__WHAT IS REQUIRED__: Filter out everything except lines holding "policy".
-- Start SUPPLIED MATERIAL --
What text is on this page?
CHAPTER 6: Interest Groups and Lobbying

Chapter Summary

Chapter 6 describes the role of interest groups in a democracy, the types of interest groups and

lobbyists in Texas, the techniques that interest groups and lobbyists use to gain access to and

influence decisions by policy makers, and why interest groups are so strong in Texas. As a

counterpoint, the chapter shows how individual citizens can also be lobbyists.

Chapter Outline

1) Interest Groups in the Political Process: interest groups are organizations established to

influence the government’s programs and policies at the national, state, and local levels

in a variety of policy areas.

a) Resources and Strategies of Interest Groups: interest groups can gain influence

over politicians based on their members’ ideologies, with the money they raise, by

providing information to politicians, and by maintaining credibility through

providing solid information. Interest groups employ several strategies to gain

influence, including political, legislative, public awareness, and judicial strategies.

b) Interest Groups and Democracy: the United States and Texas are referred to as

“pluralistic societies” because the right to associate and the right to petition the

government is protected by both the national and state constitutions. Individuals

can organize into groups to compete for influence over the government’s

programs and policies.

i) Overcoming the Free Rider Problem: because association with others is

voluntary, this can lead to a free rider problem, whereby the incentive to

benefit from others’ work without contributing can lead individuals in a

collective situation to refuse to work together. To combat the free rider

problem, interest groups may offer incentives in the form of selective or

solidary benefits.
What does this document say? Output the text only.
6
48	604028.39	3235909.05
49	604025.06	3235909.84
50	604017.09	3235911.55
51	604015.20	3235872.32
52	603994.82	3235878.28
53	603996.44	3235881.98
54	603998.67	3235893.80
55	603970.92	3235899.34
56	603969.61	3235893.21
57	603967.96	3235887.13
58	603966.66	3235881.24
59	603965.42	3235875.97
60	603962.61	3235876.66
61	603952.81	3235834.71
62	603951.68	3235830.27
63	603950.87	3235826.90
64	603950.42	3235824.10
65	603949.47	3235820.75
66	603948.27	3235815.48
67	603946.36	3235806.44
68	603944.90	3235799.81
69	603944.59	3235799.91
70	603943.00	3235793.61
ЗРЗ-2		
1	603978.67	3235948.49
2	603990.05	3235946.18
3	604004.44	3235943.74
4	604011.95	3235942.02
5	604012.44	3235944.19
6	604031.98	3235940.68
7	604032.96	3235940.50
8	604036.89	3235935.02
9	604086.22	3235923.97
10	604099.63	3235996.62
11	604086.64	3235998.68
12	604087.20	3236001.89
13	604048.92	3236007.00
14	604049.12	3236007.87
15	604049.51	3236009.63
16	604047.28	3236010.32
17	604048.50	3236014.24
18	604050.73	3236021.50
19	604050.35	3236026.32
-- End SUPPLIED MATERIAL --
__ANSWER IN FULL__:
influence decisions by policy makers, and why interest groups are so strong in Texas. As a
in a variety of policy areas.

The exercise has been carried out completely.